___ Data shown

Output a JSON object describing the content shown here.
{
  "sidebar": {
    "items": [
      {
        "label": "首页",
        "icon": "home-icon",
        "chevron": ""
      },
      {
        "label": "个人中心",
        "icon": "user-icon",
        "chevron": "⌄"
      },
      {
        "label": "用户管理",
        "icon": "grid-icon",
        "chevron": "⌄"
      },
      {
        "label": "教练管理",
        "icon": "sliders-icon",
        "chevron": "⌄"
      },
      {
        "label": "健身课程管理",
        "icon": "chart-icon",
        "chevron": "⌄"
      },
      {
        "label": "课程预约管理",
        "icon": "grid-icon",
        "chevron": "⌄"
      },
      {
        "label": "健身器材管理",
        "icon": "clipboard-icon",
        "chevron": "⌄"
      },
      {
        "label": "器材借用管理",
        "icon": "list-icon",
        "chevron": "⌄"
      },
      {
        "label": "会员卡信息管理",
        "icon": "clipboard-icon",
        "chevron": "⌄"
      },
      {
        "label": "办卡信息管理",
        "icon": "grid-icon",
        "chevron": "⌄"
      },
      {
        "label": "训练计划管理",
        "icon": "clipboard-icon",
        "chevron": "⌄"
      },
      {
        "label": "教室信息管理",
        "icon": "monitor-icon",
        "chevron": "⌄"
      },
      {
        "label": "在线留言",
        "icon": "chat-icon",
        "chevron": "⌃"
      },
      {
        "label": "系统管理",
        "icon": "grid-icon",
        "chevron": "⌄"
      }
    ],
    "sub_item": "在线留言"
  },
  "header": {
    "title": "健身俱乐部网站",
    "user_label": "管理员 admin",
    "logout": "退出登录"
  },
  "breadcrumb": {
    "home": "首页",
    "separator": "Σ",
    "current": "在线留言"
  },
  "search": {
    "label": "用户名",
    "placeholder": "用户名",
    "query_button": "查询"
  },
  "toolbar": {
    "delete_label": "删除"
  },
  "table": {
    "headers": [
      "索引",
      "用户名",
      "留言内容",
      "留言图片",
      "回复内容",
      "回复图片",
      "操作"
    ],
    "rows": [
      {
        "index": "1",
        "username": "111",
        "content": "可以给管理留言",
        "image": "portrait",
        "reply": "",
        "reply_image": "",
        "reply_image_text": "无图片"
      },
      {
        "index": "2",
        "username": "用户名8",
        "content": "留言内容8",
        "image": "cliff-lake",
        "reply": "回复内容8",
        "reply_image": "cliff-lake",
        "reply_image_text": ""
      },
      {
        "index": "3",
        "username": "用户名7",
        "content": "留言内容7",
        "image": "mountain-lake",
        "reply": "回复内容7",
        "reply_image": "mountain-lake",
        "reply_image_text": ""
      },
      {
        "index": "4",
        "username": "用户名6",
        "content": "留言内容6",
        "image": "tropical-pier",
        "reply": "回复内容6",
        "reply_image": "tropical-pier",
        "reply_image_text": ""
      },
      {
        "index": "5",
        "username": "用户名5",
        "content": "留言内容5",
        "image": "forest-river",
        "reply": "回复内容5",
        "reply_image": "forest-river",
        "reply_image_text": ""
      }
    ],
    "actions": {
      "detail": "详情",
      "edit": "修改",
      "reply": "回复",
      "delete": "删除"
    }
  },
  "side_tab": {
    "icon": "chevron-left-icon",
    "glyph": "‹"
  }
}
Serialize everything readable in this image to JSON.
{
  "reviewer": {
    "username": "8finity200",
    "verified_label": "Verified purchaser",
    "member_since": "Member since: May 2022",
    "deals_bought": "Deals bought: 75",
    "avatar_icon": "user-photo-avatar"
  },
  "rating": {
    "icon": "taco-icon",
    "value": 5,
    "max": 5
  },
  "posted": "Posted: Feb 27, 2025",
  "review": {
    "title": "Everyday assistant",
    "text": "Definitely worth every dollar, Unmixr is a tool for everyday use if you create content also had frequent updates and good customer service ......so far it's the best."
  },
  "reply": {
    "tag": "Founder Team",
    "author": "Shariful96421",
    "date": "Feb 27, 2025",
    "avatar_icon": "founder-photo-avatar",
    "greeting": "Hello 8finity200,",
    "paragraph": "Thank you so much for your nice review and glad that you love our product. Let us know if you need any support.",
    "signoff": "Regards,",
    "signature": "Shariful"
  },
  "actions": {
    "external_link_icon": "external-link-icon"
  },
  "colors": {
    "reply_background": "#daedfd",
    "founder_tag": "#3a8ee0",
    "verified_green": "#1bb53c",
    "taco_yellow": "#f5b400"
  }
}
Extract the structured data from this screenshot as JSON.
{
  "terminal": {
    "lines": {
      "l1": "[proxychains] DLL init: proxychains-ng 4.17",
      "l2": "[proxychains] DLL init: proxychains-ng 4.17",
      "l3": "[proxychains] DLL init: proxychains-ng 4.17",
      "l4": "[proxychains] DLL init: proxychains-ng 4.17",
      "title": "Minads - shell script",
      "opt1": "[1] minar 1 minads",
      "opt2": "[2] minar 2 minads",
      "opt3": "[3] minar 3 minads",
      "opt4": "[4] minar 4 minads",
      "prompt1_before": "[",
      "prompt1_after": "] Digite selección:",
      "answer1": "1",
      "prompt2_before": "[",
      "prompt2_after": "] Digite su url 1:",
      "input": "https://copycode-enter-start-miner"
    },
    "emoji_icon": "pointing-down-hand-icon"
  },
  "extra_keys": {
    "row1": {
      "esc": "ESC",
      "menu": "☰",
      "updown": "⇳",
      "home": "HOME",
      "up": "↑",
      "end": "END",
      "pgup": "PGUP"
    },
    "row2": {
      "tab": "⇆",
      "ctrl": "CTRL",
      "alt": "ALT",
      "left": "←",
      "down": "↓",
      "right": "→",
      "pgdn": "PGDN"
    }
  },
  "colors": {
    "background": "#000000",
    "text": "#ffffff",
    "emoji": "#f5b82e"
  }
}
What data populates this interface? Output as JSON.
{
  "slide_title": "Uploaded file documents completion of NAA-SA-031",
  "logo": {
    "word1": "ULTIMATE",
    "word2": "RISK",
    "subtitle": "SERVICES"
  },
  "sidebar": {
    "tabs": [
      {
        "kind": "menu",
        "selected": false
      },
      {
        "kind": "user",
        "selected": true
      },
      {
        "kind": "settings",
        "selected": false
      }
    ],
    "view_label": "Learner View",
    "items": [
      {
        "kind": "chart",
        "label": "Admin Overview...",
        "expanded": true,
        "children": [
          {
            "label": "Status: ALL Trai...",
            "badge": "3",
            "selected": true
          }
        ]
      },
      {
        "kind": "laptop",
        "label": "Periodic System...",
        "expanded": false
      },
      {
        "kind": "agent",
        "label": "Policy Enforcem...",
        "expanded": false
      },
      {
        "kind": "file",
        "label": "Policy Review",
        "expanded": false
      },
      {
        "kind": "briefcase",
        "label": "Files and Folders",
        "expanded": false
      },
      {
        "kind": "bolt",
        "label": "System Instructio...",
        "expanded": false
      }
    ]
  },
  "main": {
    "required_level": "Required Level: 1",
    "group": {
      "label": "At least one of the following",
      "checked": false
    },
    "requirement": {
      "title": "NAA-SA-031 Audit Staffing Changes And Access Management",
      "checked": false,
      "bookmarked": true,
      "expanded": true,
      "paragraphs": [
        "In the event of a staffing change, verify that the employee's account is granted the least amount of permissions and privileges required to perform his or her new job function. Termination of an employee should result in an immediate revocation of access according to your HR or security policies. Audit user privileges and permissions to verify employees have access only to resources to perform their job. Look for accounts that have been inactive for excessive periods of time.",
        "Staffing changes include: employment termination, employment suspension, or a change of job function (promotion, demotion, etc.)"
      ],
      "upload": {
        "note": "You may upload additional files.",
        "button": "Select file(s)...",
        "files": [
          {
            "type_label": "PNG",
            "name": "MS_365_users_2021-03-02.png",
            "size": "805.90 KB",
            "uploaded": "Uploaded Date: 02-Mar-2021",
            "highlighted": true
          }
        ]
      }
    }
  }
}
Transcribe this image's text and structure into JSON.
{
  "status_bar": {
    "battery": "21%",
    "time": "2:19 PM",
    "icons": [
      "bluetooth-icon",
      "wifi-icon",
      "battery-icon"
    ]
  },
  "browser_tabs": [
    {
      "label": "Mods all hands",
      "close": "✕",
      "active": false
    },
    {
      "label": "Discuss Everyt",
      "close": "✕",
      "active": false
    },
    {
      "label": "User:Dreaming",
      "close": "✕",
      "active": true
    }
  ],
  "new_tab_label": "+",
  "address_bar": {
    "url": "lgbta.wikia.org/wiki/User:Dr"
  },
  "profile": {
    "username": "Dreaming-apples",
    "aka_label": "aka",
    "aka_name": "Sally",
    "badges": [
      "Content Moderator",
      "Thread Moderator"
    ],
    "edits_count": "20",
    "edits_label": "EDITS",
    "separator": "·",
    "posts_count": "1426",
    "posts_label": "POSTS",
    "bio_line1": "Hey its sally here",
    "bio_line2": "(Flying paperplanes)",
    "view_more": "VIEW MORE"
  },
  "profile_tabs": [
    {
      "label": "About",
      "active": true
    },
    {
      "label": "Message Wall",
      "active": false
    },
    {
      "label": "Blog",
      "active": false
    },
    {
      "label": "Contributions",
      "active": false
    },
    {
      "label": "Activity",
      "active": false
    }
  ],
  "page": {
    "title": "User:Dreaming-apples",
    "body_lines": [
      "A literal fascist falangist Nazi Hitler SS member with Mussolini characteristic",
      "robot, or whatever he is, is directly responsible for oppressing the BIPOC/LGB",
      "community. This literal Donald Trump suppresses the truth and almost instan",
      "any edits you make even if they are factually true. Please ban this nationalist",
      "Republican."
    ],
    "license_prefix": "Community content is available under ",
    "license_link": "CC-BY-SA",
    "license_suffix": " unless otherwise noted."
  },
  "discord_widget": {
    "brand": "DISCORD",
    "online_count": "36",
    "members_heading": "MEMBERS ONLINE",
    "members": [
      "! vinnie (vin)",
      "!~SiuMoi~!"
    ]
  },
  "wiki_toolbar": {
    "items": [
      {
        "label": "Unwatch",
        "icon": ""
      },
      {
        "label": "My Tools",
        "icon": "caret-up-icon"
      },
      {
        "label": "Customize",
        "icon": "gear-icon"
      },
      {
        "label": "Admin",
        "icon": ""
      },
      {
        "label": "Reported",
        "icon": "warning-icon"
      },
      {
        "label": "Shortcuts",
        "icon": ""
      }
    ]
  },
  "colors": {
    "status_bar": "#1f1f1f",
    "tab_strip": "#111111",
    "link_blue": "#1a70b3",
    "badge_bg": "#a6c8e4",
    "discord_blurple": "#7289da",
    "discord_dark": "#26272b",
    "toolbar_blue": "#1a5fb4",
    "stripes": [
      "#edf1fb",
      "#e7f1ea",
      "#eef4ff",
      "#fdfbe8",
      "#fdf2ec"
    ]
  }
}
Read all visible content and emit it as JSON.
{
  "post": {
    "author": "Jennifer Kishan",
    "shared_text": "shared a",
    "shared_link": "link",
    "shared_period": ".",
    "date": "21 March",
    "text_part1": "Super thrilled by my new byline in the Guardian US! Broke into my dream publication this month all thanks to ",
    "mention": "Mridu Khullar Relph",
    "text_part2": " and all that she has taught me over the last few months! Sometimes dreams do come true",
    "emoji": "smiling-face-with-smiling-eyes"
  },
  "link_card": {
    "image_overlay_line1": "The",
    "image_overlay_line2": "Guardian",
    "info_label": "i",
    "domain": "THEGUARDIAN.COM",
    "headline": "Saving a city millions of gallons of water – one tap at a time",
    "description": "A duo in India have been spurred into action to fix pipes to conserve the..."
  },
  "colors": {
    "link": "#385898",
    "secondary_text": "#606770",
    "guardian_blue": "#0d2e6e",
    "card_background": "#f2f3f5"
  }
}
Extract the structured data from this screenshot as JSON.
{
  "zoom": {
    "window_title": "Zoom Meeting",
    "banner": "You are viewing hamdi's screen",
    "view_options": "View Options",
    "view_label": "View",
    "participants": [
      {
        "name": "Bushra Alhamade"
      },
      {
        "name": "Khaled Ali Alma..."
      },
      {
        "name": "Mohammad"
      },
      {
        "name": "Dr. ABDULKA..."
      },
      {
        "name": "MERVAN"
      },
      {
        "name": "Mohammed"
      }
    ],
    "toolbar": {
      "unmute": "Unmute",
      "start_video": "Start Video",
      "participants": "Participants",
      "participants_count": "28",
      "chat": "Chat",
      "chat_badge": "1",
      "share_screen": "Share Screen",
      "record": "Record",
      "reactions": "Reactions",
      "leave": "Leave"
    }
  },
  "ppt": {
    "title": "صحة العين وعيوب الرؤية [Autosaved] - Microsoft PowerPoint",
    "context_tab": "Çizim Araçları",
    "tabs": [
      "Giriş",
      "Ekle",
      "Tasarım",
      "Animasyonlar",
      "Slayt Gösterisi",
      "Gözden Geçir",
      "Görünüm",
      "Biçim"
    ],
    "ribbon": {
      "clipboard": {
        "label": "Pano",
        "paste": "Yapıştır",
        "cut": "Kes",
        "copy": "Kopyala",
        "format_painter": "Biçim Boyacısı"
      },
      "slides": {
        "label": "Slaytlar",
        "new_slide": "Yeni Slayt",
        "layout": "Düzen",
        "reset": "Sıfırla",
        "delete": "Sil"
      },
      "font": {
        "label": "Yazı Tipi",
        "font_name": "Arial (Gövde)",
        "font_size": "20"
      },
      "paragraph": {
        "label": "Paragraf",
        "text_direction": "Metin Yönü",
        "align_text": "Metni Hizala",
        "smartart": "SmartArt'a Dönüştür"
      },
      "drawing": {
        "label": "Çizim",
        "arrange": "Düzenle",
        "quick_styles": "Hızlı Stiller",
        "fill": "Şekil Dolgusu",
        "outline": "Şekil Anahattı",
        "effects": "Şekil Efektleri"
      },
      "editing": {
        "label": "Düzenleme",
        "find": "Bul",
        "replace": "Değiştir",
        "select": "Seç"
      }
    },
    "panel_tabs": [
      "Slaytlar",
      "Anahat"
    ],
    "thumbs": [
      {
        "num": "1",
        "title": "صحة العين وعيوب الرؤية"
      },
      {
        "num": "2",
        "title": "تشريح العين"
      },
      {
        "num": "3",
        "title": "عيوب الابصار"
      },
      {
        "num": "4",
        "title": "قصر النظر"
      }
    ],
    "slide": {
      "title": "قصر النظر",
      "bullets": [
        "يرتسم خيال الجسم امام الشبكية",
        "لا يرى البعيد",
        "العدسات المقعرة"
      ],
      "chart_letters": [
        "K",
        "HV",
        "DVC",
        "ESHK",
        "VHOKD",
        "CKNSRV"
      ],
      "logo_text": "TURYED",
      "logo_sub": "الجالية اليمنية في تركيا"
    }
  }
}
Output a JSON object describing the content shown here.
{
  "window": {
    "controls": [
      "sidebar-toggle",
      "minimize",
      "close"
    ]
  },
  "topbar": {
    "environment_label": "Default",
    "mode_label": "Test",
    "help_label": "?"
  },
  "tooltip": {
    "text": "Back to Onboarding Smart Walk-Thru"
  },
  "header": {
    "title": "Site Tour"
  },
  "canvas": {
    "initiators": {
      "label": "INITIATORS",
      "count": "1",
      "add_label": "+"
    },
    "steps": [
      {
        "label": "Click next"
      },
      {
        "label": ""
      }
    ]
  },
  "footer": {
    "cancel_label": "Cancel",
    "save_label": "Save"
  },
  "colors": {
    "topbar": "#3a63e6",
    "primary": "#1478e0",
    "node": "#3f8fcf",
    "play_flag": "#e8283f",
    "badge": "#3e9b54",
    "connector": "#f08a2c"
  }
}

______

## Short task
In the listing, find each line with the string "Moderator" and copy it.

## Problem solution
      "Content Moderator",
      "Thread Moderator"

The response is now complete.